══ SOURCE RECORDS
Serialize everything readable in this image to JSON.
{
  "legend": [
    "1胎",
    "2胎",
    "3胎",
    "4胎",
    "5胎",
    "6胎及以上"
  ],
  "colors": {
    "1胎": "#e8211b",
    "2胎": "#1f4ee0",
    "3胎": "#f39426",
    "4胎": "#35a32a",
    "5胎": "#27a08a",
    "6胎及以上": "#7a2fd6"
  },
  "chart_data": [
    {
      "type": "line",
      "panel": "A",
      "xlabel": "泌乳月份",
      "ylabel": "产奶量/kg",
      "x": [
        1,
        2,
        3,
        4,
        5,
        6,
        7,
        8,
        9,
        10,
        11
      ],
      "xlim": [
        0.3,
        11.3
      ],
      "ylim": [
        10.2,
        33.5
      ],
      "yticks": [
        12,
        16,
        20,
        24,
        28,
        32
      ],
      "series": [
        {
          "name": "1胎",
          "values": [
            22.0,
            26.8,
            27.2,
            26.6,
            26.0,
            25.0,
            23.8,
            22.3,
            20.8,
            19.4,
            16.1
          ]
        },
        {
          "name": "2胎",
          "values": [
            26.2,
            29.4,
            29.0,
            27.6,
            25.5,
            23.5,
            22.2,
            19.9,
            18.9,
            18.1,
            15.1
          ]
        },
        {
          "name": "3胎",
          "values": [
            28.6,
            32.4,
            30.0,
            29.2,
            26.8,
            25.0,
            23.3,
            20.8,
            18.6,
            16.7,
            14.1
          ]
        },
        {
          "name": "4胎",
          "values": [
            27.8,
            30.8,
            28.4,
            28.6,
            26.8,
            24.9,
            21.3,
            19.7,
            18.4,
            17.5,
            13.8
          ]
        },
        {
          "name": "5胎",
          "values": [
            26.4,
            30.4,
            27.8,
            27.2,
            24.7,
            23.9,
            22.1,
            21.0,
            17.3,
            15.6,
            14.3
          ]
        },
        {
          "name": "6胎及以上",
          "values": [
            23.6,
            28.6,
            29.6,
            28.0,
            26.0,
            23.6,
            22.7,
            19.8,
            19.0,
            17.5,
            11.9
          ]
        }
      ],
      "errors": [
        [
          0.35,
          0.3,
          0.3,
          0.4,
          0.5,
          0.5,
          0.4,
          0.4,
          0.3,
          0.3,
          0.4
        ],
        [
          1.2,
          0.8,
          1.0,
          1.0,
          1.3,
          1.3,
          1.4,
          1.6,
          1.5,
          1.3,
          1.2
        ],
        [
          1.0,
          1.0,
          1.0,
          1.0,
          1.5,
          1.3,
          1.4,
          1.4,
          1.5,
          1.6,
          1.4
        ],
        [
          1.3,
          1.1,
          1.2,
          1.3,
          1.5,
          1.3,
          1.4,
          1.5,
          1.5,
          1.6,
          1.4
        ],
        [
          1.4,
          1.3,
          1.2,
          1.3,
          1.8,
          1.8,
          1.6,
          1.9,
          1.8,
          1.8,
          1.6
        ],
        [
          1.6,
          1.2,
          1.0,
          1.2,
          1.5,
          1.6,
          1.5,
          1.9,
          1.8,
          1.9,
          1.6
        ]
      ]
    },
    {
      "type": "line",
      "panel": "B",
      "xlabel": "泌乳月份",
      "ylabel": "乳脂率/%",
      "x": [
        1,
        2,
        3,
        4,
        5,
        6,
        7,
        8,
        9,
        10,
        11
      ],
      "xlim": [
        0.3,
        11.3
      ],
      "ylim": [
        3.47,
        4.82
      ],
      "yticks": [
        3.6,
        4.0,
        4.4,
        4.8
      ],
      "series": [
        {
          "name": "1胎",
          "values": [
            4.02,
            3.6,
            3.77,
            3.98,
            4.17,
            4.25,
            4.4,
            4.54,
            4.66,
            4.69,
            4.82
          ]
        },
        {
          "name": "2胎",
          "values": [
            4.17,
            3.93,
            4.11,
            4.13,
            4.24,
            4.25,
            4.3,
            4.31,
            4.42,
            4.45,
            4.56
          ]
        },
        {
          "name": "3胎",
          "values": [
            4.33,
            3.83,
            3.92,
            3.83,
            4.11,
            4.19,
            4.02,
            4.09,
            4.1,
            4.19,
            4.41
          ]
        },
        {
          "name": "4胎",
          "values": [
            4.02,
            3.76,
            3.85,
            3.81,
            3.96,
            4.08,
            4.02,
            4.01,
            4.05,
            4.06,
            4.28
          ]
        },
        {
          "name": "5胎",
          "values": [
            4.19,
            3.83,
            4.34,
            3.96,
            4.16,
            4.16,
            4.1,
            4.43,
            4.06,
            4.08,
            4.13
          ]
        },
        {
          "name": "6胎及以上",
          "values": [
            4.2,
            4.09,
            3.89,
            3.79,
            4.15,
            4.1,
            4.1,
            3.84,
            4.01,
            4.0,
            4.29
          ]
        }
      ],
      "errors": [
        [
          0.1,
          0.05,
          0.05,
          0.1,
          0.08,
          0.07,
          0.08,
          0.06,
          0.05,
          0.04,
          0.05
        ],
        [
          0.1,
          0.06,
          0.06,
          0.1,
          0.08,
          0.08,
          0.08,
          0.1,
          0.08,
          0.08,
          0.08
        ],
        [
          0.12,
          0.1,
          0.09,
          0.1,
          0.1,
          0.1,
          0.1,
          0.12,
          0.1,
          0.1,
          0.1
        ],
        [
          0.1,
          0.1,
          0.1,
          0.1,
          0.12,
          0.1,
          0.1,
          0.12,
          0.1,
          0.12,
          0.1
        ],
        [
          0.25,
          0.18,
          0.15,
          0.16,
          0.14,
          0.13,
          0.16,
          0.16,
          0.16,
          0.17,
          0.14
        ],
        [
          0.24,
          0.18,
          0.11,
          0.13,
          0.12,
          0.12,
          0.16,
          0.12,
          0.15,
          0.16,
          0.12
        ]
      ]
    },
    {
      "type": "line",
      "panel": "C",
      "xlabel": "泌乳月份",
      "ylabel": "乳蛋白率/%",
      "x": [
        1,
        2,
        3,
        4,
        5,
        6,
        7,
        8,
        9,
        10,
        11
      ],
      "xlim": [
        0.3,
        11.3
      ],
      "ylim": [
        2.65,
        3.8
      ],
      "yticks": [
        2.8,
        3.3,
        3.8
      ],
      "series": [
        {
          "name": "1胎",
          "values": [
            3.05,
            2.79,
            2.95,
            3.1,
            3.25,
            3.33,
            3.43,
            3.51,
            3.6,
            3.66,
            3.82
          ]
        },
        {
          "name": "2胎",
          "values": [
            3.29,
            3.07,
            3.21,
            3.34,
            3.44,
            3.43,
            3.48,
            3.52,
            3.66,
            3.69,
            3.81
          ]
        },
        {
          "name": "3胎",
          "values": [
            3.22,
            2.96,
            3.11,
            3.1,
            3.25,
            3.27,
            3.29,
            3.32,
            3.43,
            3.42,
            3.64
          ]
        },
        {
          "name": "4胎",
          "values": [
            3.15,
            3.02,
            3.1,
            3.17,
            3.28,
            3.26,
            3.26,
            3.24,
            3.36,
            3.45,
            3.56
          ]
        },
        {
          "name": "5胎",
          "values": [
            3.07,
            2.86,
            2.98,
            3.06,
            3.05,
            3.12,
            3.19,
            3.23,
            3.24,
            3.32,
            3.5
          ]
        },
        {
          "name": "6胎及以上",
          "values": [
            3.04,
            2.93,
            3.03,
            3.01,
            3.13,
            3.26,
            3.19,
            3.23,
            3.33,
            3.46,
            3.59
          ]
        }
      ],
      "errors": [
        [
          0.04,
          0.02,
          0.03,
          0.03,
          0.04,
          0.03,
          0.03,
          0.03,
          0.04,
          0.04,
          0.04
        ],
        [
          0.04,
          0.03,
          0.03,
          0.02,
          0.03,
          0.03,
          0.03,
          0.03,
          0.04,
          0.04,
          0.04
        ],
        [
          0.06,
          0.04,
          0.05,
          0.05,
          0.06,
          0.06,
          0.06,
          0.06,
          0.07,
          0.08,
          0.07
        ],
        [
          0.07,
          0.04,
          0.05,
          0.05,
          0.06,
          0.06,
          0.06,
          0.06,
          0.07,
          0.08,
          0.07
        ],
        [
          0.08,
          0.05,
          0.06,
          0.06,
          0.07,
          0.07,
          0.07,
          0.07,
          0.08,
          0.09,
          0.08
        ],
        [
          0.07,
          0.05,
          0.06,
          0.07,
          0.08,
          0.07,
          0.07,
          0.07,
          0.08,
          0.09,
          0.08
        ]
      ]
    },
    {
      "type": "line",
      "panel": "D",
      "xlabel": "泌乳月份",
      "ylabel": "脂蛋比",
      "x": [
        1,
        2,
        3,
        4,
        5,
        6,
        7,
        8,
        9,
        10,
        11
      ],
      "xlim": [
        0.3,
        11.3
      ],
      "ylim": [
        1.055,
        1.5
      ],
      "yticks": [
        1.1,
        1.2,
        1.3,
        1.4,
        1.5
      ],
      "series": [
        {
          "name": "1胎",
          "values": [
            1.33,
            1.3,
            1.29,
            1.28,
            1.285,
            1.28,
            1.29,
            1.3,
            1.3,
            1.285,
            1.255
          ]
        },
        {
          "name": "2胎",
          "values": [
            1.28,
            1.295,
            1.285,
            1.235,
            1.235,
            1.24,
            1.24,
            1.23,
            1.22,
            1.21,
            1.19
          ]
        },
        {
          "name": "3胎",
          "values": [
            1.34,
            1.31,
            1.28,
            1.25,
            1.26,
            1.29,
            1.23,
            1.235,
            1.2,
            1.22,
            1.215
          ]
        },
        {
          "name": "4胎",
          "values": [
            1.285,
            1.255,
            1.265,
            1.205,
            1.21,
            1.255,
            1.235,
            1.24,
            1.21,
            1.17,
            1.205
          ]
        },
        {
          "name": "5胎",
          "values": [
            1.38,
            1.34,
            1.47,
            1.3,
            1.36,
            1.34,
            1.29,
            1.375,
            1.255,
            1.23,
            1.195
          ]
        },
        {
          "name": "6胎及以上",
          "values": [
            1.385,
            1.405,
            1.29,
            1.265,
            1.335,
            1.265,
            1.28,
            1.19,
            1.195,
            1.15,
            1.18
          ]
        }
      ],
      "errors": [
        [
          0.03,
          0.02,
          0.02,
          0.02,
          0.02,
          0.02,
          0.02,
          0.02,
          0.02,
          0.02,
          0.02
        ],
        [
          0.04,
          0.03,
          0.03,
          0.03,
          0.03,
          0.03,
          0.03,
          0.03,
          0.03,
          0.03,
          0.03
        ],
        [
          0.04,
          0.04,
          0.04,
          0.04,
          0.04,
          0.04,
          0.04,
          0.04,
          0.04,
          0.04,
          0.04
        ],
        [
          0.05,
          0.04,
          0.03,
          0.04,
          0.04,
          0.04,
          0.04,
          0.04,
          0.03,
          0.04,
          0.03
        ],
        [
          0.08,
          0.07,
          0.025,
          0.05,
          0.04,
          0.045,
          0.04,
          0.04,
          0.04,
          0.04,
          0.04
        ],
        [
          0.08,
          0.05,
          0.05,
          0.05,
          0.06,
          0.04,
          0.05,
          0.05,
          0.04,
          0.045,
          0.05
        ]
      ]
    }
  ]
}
════
» **THE PROBLEM**
From the data, pick out every line that includes "ylabel".

» **FINAL RESULT**
      "ylabel": "产奶量/kg",
      "ylabel": "乳脂率/%",
      "ylabel": "乳蛋白率/%",
      "ylabel": "脂蛋比",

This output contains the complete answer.